--- Directions for this task ---
Search the records below for the string "AbaH", and report each line that contains it.

Stored items from a collection

---------------

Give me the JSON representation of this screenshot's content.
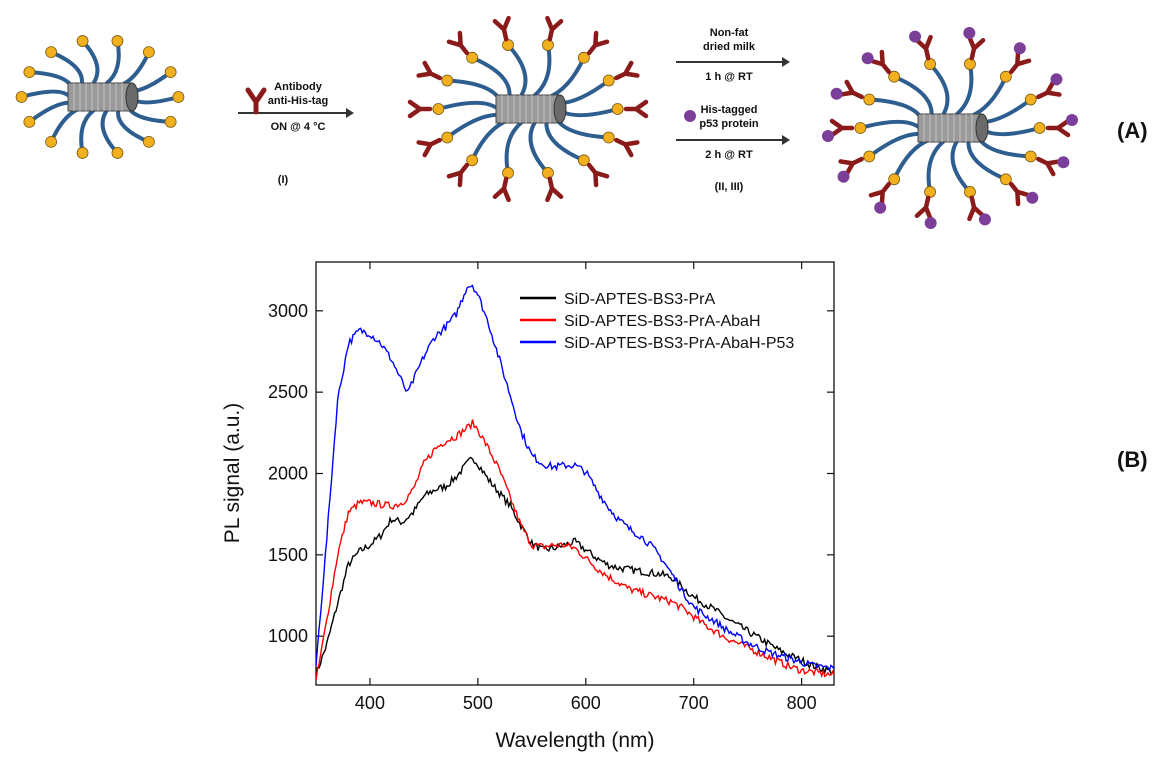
{
  "panel_labels": {
    "a": "(A)",
    "b": "(B)"
  },
  "schematic": {
    "step1": {
      "line1": "Antibody",
      "line2": "anti-His-tag",
      "condition": "ON @ 4 °C",
      "number": "(I)"
    },
    "step2": {
      "line1": "Non-fat",
      "line2": "dried milk",
      "condition1": "1 h @ RT",
      "line3": "His-tagged",
      "line4": "p53 protein",
      "condition2": "2 h @ RT",
      "number": "(II, III)"
    },
    "colors": {
      "tube": "#9a9a9a",
      "strand": "#2e5d8f",
      "bead": "#f2b01e",
      "antibody": "#8b1a1a",
      "protein": "#7b3f99"
    }
  },
  "chart_data": {
    "type": "line",
    "xlabel": "Wavelength (nm)",
    "ylabel": "PL signal (a.u.)",
    "xlim": [
      350,
      830
    ],
    "ylim": [
      700,
      3300
    ],
    "xticks": [
      400,
      500,
      600,
      700,
      800
    ],
    "yticks": [
      1000,
      1500,
      2000,
      2500,
      3000
    ],
    "grid": false,
    "legend_position": "top-right",
    "series": [
      {
        "name": "SiD-APTES-BS3-PrA",
        "color": "#000000",
        "x": [
          350,
          360,
          370,
          380,
          390,
          400,
          410,
          420,
          430,
          440,
          450,
          460,
          470,
          480,
          490,
          495,
          500,
          510,
          520,
          530,
          540,
          550,
          560,
          570,
          580,
          590,
          600,
          610,
          620,
          630,
          640,
          650,
          660,
          670,
          680,
          690,
          700,
          710,
          720,
          730,
          740,
          750,
          760,
          770,
          780,
          790,
          800,
          810,
          820,
          830
        ],
        "y": [
          760,
          950,
          1200,
          1440,
          1520,
          1560,
          1620,
          1720,
          1700,
          1760,
          1860,
          1900,
          1920,
          1980,
          2060,
          2100,
          2060,
          1960,
          1880,
          1800,
          1680,
          1570,
          1530,
          1540,
          1560,
          1580,
          1530,
          1480,
          1440,
          1420,
          1410,
          1400,
          1390,
          1380,
          1360,
          1300,
          1240,
          1200,
          1160,
          1110,
          1070,
          1030,
          990,
          950,
          910,
          880,
          850,
          820,
          800,
          780
        ]
      },
      {
        "name": "SiD-APTES-BS3-PrA-AbaH",
        "color": "#ff0000",
        "x": [
          350,
          360,
          370,
          380,
          390,
          400,
          410,
          420,
          430,
          440,
          450,
          460,
          470,
          480,
          490,
          495,
          500,
          510,
          520,
          530,
          540,
          550,
          560,
          570,
          580,
          590,
          600,
          610,
          620,
          630,
          640,
          650,
          660,
          670,
          680,
          690,
          700,
          710,
          720,
          730,
          740,
          750,
          760,
          770,
          780,
          790,
          800,
          810,
          820,
          830
        ],
        "y": [
          720,
          1100,
          1500,
          1760,
          1820,
          1820,
          1810,
          1800,
          1820,
          1900,
          2060,
          2150,
          2200,
          2230,
          2280,
          2310,
          2270,
          2150,
          2020,
          1850,
          1680,
          1560,
          1550,
          1560,
          1560,
          1540,
          1480,
          1420,
          1370,
          1330,
          1290,
          1270,
          1250,
          1230,
          1210,
          1170,
          1120,
          1070,
          1030,
          990,
          960,
          930,
          900,
          870,
          840,
          810,
          790,
          780,
          770,
          760
        ]
      },
      {
        "name": "SiD-APTES-BS3-PrA-AbaH-P53",
        "color": "#0000ff",
        "x": [
          350,
          360,
          370,
          380,
          390,
          400,
          410,
          420,
          430,
          435,
          440,
          450,
          460,
          470,
          480,
          490,
          495,
          500,
          510,
          520,
          530,
          540,
          550,
          560,
          570,
          580,
          590,
          600,
          610,
          620,
          630,
          640,
          650,
          660,
          670,
          680,
          690,
          700,
          710,
          720,
          730,
          740,
          750,
          760,
          770,
          780,
          790,
          800,
          810,
          820,
          830
        ],
        "y": [
          820,
          1600,
          2450,
          2800,
          2880,
          2860,
          2800,
          2700,
          2560,
          2490,
          2570,
          2720,
          2840,
          2900,
          2980,
          3150,
          3160,
          3100,
          2920,
          2700,
          2480,
          2260,
          2110,
          2060,
          2040,
          2050,
          2050,
          2010,
          1900,
          1800,
          1720,
          1660,
          1620,
          1560,
          1480,
          1380,
          1270,
          1180,
          1130,
          1090,
          1040,
          1000,
          960,
          930,
          900,
          880,
          860,
          840,
          820,
          810,
          800
        ]
      }
    ]
  }
}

---------------

--- Answer section ---
        "name": "SiD-APTES-BS3-PrA-AbaH",
        "name": "SiD-APTES-BS3-PrA-AbaH-P53",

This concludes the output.